### The data
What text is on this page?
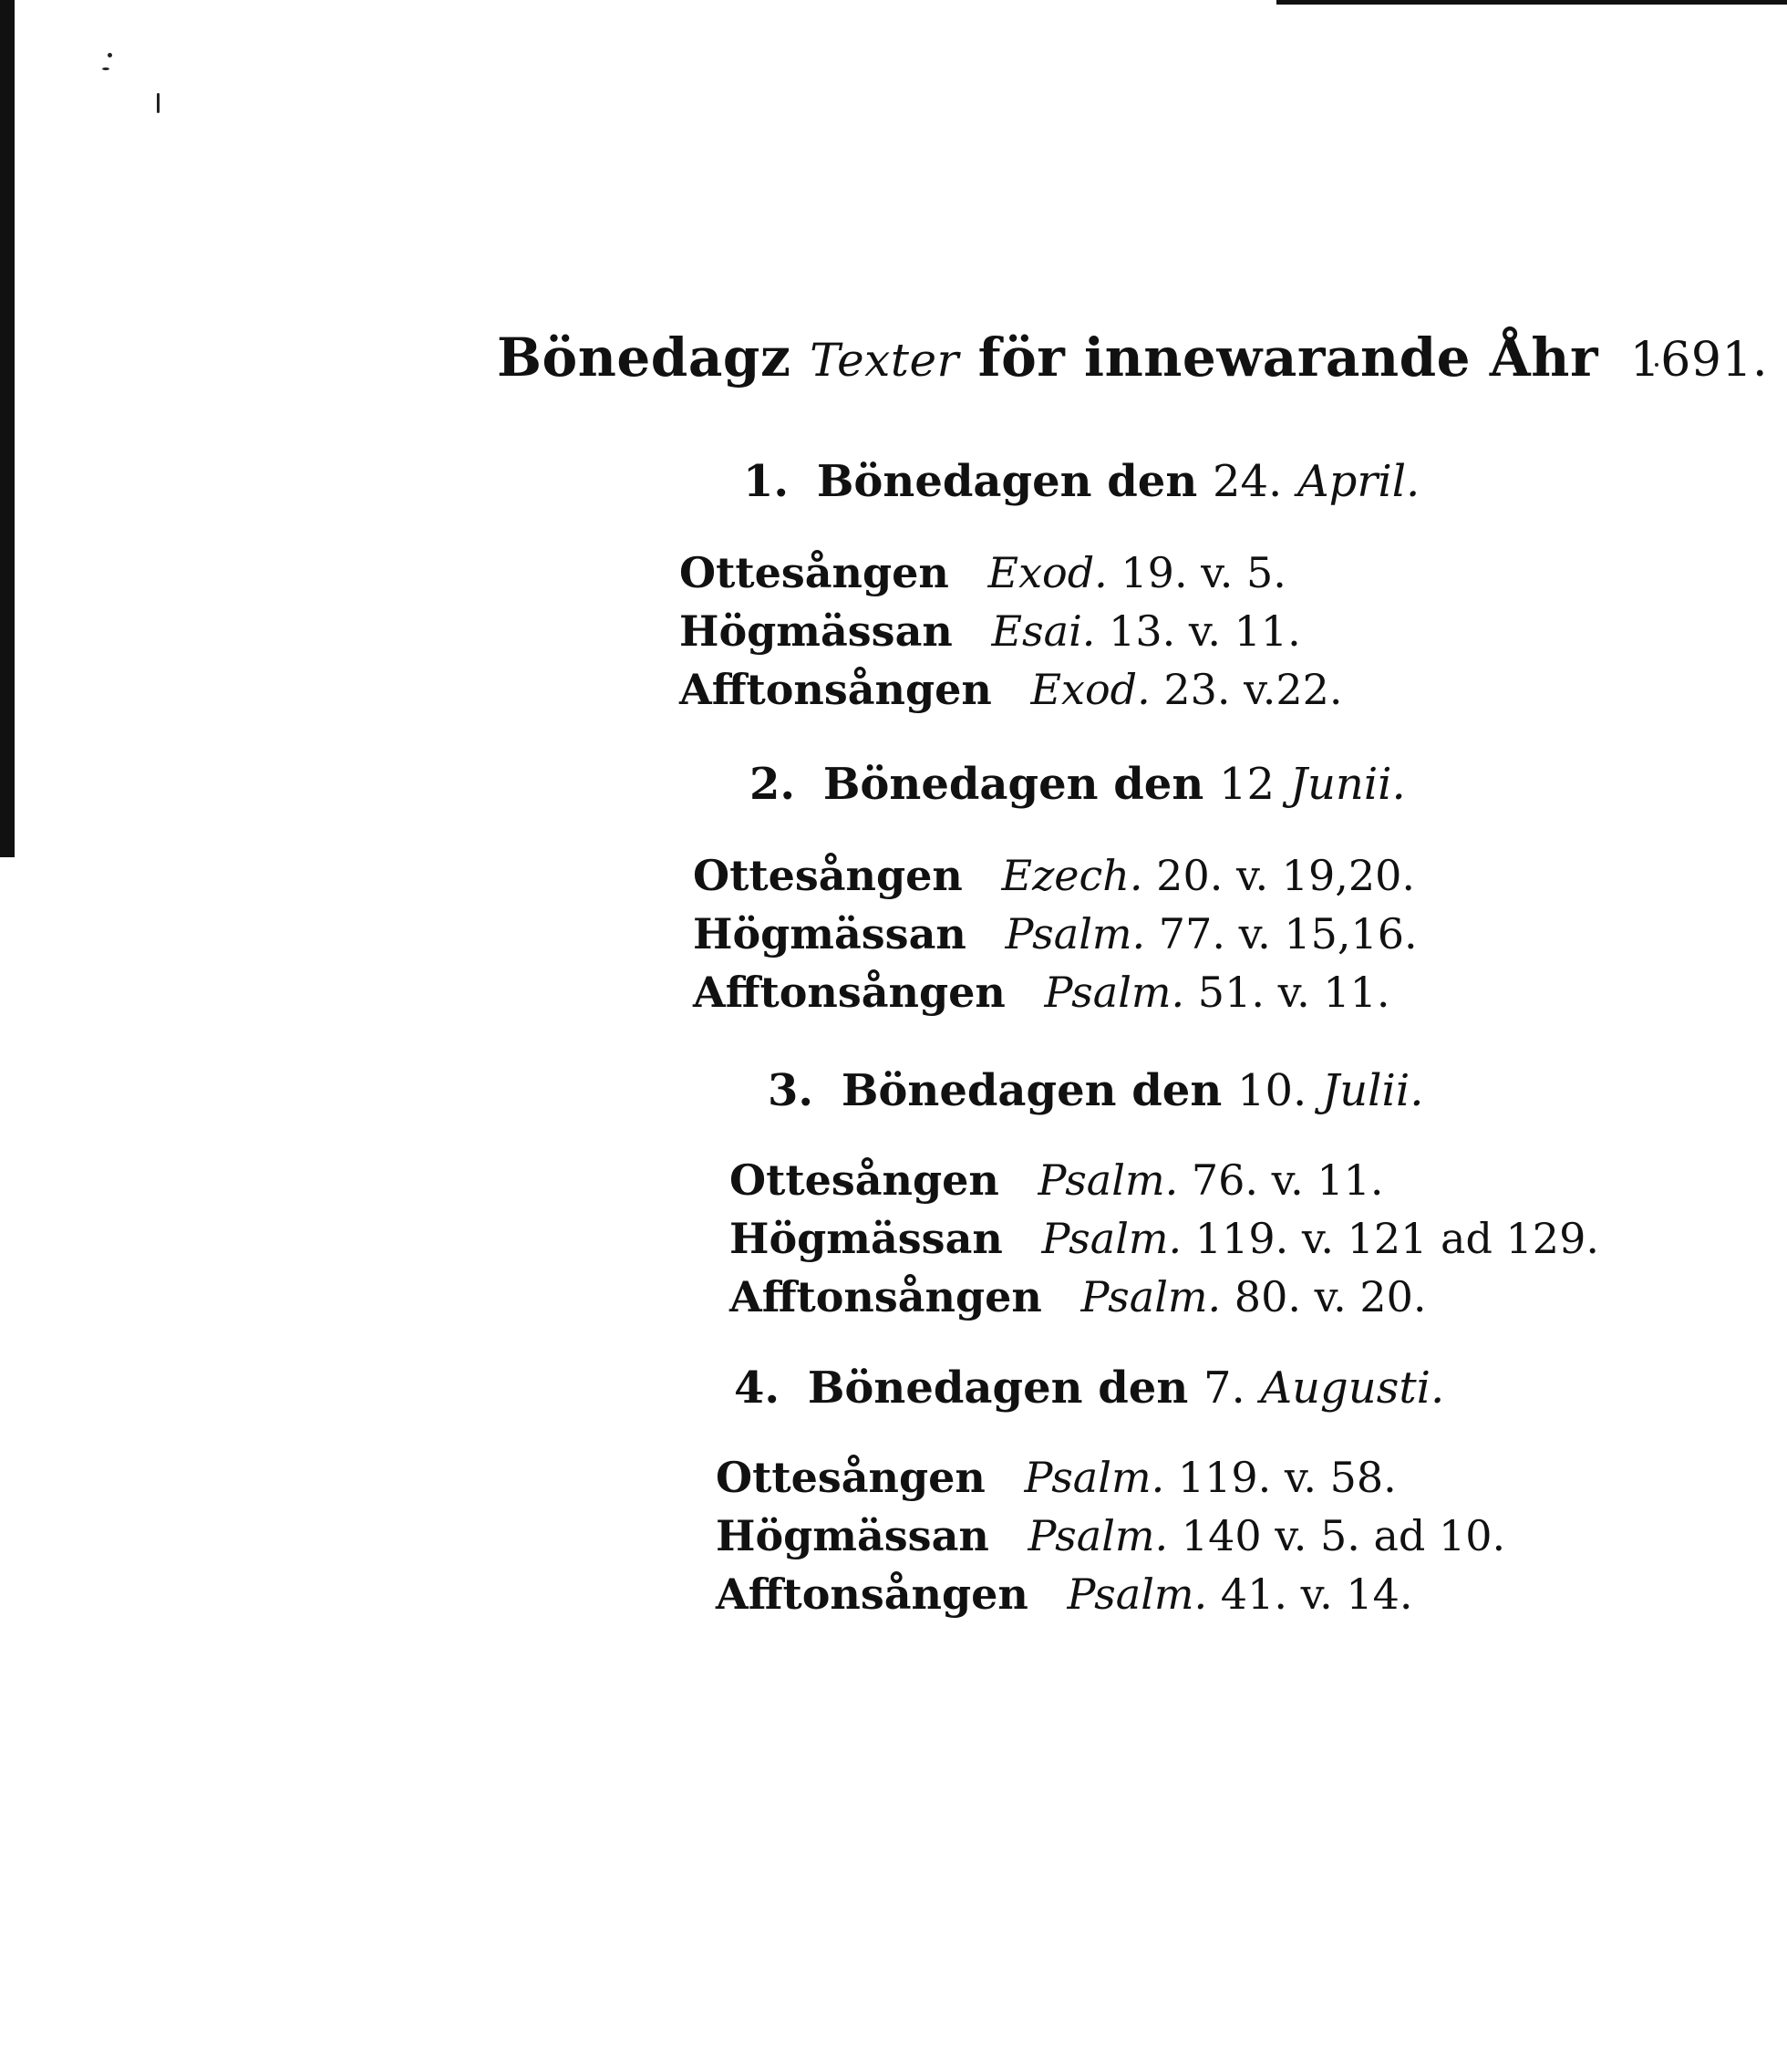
Bönedagz Texter för innewarande Åhr 1691.
1. Bönedagen den 24. April.
Ottesången Exod. 19. v. 5.
Högmässan Esai. 13. v. 11.
Afftonsången Exod. 23. v.22.
2. Bönedagen den 12 Junii.
Ottesången Ezech. 20. v. 19,20.
Högmässan Psalm. 77. v. 15,16.
Afftonsången Psalm. 51. v. 11.
3. Bönedagen den 10. Julii.
Ottesången Psalm. 76. v. 11.
Högmässan Psalm. 119. v. 121 ad 129.
Afftonsången Psalm. 80. v. 20.
4. Bönedagen den 7. Augusti.
Ottesången Psalm. 119. v. 58.
Högmässan Psalm. 140 v. 5. ad 10.
Afftonsången Psalm. 41. v. 14.
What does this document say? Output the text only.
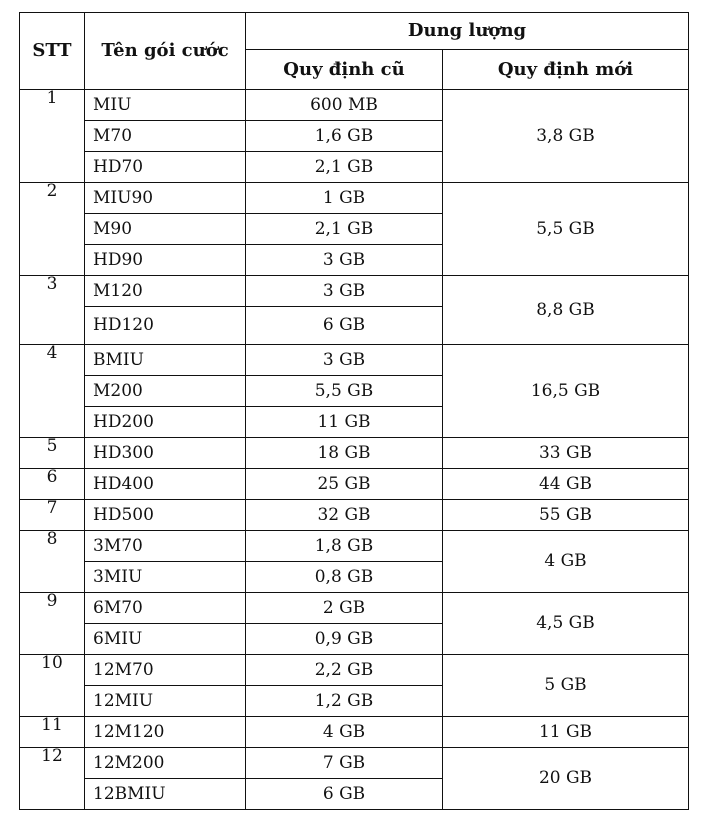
STT	Tên gói cước	Dung lượng	
		Quy định cũ	Quy định mới
1	MIU	600 MB	3,8 GB
	M70	1,6 GB	
	HD70	2,1 GB	
2	MIU90	1 GB	5,5 GB
	M90	2,1 GB	
	HD90	3 GB	
3	M120	3 GB	8,8 GB
	HD120	6 GB	
4	BMIU	3 GB	16,5 GB
	M200	5,5 GB	
	HD200	11 GB	
5	HD300	18 GB	33 GB
6	HD400	25 GB	44 GB
7	HD500	32 GB	55 GB
8	3M70	1,8 GB	4 GB
	3MIU	0,8 GB	
9	6M70	2 GB	4,5 GB
	6MIU	0,9 GB	
10	12M70	2,2 GB	5 GB
	12MIU	1,2 GB	
11	12M120	4 GB	11 GB
12	12M200	7 GB	20 GB
	12BMIU	6 GB	
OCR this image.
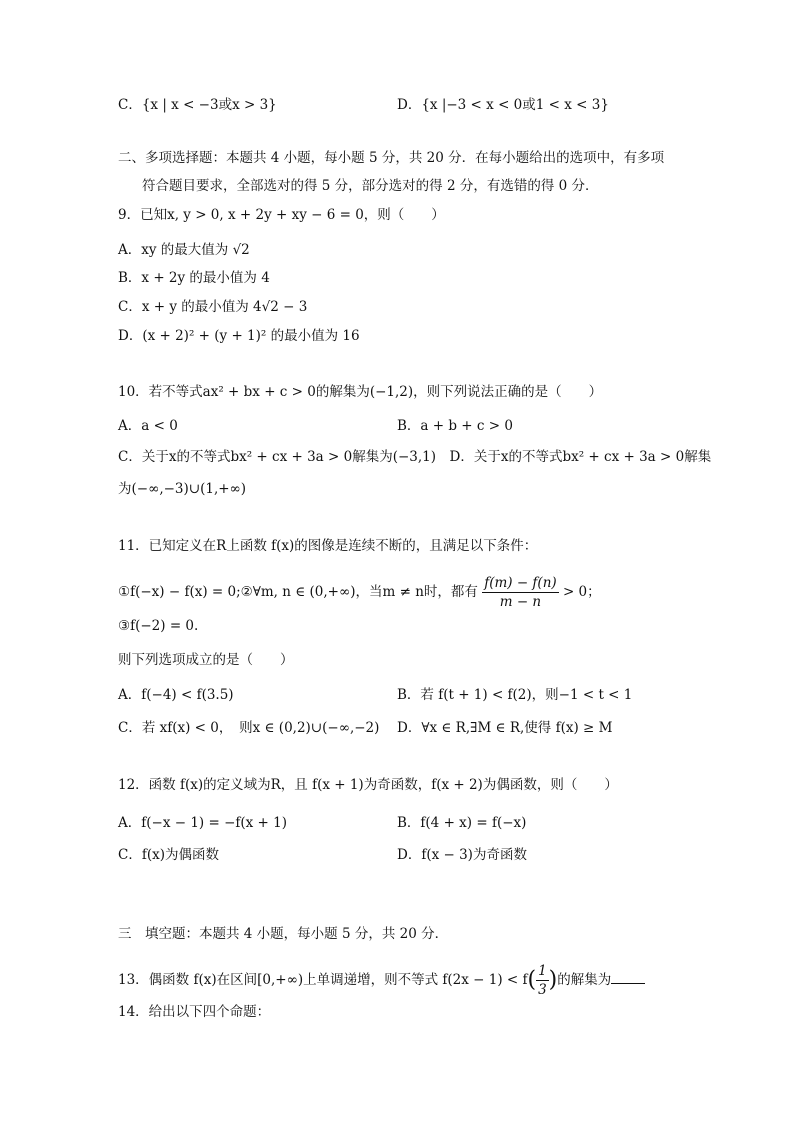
C．{x | x < −3或x > 3}	D．{x |−3 < x < 0或1 < x < 3}
二、多项选择题：本题共 4 小题，每小题 5 分，共 20 分．在每小题给出的选项中，有多项
符合题目要求，全部选对的得 5 分，部分选对的得 2 分，有选错的得 0 分．
9．已知x, y > 0, x + 2y + xy − 6 = 0，则（　　）
A．xy 的最大值为 √2
B．x + 2y 的最小值为 4
C．x + y 的最小值为 4√2 − 3
D．(x + 2)² + (y + 1)² 的最小值为 16
10．若不等式ax² + bx + c > 0的解集为(−1,2)，则下列说法正确的是（　　）
A．a < 0	B．a + b + c > 0
C．关于x的不等式bx² + cx + 3a > 0解集为(−3,1)　D．关于x的不等式bx² + cx + 3a > 0解集
为(−∞,−3)∪(1,+∞)
11．已知定义在R上函数 f(x)的图像是连续不断的，且满足以下条件：
①f(−x) − f(x) = 0;②∀m, n ∈ (0,+∞)，当m ≠ n时，都有 $\frac{f(m) - f(n)}{m - n} > 0$；
③f(−2) = 0.
则下列选项成立的是（　　）
A．f(−4) < f(3.5)	B．若 f(t + 1) < f(2)，则−1 < t < 1
C．若 xf(x) < 0，　则x ∈ (0,2)∪(−∞,−2) D．∀x ∈ R,∃M ∈ R,使得 f(x) ≥ M
12．函数 f(x)的定义域为R，且 f(x + 1)为奇函数，f(x + 2)为偶函数，则（　　）
A．f(−x − 1) = −f(x + 1)	B．f(4 + x) = f(−x)
C．f(x)为偶函数	D．f(x − 3)为奇函数
三　填空题：本题共 4 小题，每小题 5 分，共 20 分．
13．偶函数 f(x)在区间[0,+∞)上单调递增，则不等式 $f(2x - 1) < f( \frac{1}{3}$ )的解集为
14．给出以下四个命题：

### Problem to solve
Pick each line holding the word "Afftonsången" out of the listing.

### Finished answer
Afftonsången Exod. 23. v.22.
Afftonsången Psalm. 51. v. 11.
Afftonsången Psalm. 80. v. 20.
Afftonsången Psalm. 41. v. 14.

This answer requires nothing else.